The data below must be copied in full and without any change.
_____
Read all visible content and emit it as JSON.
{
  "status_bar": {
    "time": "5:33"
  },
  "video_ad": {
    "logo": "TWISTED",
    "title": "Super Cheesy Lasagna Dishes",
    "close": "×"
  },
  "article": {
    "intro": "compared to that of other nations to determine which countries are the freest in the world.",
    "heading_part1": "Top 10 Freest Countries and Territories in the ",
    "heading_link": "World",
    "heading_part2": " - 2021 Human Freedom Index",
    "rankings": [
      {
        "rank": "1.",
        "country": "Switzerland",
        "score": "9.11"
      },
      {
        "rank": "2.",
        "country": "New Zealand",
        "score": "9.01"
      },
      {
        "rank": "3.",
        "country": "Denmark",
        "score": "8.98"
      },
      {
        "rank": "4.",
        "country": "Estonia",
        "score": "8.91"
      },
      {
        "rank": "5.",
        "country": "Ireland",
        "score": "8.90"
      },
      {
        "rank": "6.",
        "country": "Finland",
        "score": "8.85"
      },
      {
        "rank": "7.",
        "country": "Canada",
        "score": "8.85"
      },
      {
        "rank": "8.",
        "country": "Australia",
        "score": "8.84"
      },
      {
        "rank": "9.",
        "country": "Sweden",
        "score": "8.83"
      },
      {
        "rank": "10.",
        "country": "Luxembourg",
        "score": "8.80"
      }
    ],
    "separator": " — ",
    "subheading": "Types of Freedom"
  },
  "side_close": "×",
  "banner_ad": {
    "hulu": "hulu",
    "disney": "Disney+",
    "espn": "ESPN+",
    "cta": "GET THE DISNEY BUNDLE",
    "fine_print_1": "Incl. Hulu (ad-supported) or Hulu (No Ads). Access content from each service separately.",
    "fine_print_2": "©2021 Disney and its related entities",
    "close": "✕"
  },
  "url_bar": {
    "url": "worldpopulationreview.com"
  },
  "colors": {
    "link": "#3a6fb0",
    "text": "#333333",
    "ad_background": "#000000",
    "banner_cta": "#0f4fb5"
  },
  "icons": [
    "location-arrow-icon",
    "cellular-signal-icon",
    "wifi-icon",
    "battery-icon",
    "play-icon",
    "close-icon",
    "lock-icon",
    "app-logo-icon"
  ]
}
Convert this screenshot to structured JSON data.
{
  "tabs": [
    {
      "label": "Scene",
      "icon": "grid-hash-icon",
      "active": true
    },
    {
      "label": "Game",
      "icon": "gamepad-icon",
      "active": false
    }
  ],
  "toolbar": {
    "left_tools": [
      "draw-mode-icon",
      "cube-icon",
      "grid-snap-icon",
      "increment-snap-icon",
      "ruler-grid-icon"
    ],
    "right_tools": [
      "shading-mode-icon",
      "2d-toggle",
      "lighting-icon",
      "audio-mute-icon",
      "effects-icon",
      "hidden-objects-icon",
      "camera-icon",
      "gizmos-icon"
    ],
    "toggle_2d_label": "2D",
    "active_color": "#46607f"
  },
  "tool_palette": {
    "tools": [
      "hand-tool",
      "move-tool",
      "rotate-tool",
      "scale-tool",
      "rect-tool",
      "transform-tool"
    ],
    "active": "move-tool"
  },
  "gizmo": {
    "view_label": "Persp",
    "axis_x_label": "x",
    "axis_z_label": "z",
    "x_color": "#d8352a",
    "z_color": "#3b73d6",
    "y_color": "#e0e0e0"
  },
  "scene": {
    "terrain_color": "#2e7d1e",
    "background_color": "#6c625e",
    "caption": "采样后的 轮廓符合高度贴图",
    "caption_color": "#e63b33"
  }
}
_____
(The completed task):
Read all visible content and emit it as JSON.
{
  "status_bar": {
    "time": "5:33"
  },
  "video_ad": {
    "logo": "TWISTED",
    "title": "Super Cheesy Lasagna Dishes",
    "close": "×"
  },
  "article": {
    "intro": "compared to that of other nations to determine which countries are the freest in the world.",
    "heading_part1": "Top 10 Freest Countries and Territories in the ",
    "heading_link": "World",
    "heading_part2": " - 2021 Human Freedom Index",
    "rankings": [
      {
        "rank": "1.",
        "country": "Switzerland",
        "score": "9.11"
      },
      {
        "rank": "2.",
        "country": "New Zealand",
        "score": "9.01"
      },
      {
        "rank": "3.",
        "country": "Denmark",
        "score": "8.98"
      },
      {
        "rank": "4.",
        "country": "Estonia",
        "score": "8.91"
      },
      {
        "rank": "5.",
        "country": "Ireland",
        "score": "8.90"
      },
      {
        "rank": "6.",
        "country": "Finland",
        "score": "8.85"
      },
      {
        "rank": "7.",
        "country": "Canada",
        "score": "8.85"
      },
      {
        "rank": "8.",
        "country": "Australia",
        "score": "8.84"
      },
      {
        "rank": "9.",
        "country": "Sweden",
        "score": "8.83"
      },
      {
        "rank": "10.",
        "country": "Luxembourg",
        "score": "8.80"
      }
    ],
    "separator": " — ",
    "subheading": "Types of Freedom"
  },
  "side_close": "×",
  "banner_ad": {
    "hulu": "hulu",
    "disney": "Disney+",
    "espn": "ESPN+",
    "cta": "GET THE DISNEY BUNDLE",
    "fine_print_1": "Incl. Hulu (ad-supported) or Hulu (No Ads). Access content from each service separately.",
    "fine_print_2": "©2021 Disney and its related entities",
    "close": "✕"
  },
  "url_bar": {
    "url": "worldpopulationreview.com"
  },
  "colors": {
    "link": "#3a6fb0",
    "text": "#333333",
    "ad_background": "#000000",
    "banner_cta": "#0f4fb5"
  },
  "icons": [
    "location-arrow-icon",
    "cellular-signal-icon",
    "wifi-icon",
    "battery-icon",
    "play-icon",
    "close-icon",
    "lock-icon",
    "app-logo-icon"
  ]
}
Convert this screenshot to structured JSON data.
{
  "tabs": [
    {
      "label": "Scene",
      "icon": "grid-hash-icon",
      "active": true
    },
    {
      "label": "Game",
      "icon": "gamepad-icon",
      "active": false
    }
  ],
  "toolbar": {
    "left_tools": [
      "draw-mode-icon",
      "cube-icon",
      "grid-snap-icon",
      "increment-snap-icon",
      "ruler-grid-icon"
    ],
    "right_tools": [
      "shading-mode-icon",
      "2d-toggle",
      "lighting-icon",
      "audio-mute-icon",
      "effects-icon",
      "hidden-objects-icon",
      "camera-icon",
      "gizmos-icon"
    ],
    "toggle_2d_label": "2D",
    "active_color": "#46607f"
  },
  "tool_palette": {
    "tools": [
      "hand-tool",
      "move-tool",
      "rotate-tool",
      "scale-tool",
      "rect-tool",
      "transform-tool"
    ],
    "active": "move-tool"
  },
  "gizmo": {
    "view_label": "Persp",
    "axis_x_label": "x",
    "axis_z_label": "z",
    "x_color": "#d8352a",
    "z_color": "#3b73d6",
    "y_color": "#e0e0e0"
  },
  "scene": {
    "terrain_color": "#2e7d1e",
    "background_color": "#6c625e",
    "caption": "采样后的 轮廓符合高度贴图",
    "caption_color": "#e63b33"
  }
}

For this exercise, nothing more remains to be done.